● Provided passage

— START —

But anyway, I found Gibson incredibly stimulating the whole time I was there. And he did have his wonderful way of challenging you without putting you down. I think it’s a gift. Not many people have that. I now turned into a psychologist. I work with brain injury and whole bunch of things. I have to try very hard to be like that, challenging people without putting them down. Challenging their way of life, challenging their ideas, challenging their life styles, and all those sorts of things in order to get them straight. And it’s very hard to do that without scaring people or intimidating them, or demeaning them.

He was a terrible driver by the way. I don’t know if anybody here has driven with him. I had an occasion and I couldn’t believe he was the guy who is Mr. Perception, Mr. Locomotion, men. I don’t think he had an accident, but he scares hell out of me. I scare the hell out of people when I drive so….

Kennedy: Do you know why he was such a bad driver?

Kaushall: No.

Kennedy: The story is, according to him, he had been tested and his peripheral vision was very good, it was exceptionally good. So he could drive while looking at his passenger. Driving along, looking at you, talking to you and theoretically observing everything else peripherally.

— END —

● Short exercise
Reproduce the portion of the interview excerpt about Gibson starting with "Kennedy: The story" and going on through "everything else peripherally.".

● Data excerpts
— START —

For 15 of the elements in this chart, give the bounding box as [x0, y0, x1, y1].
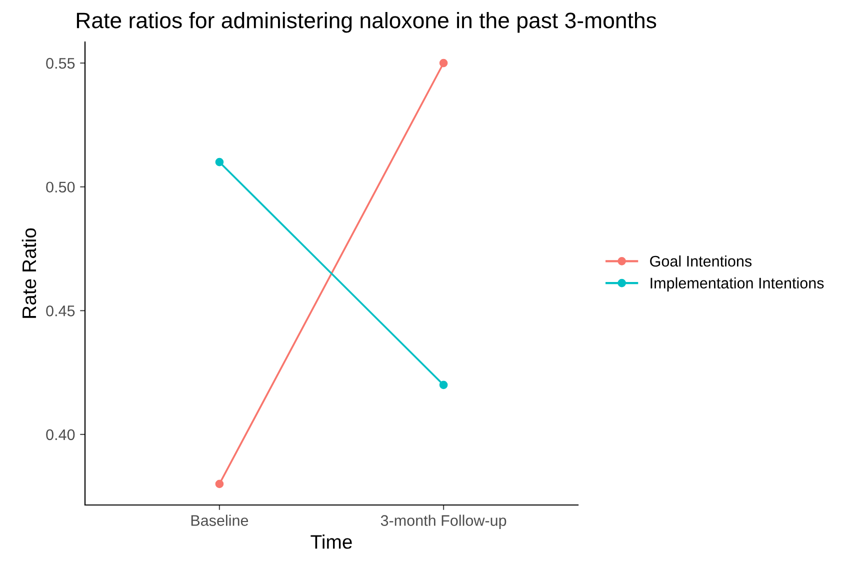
point [215, 158, 224, 166]
chart-title: Rate ratios for administering naloxone in the past 3-months [76, 12, 656, 33]
legend-label: Implementation Intentions [650, 277, 824, 292]
x-tick-label: 3-month Follow-up [380, 514, 506, 529]
point [215, 480, 224, 488]
y-tick-label: 0.40 [46, 429, 75, 440]
point [439, 380, 448, 390]
x-axis-title: Time [310, 534, 352, 549]
y-tick-label: 0.45 [46, 306, 75, 316]
y-tick-label: 0.55 [46, 58, 75, 69]
point [439, 58, 448, 68]
y-axis-title: Rate Ratio [22, 228, 36, 318]
legend-label: Goal Intentions [650, 255, 752, 267]
y-tick-label: 0.50 [46, 182, 75, 193]
x-tick-label: Baseline [191, 514, 248, 526]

— END —

● Solution to this task
Kennedy: The story is, according to him, he had been tested and his peripheral vision was very good, it was exceptionally good. So he could drive while looking at his passenger. Driving along, looking at you, talking to you and theoretically observing everything else peripherally.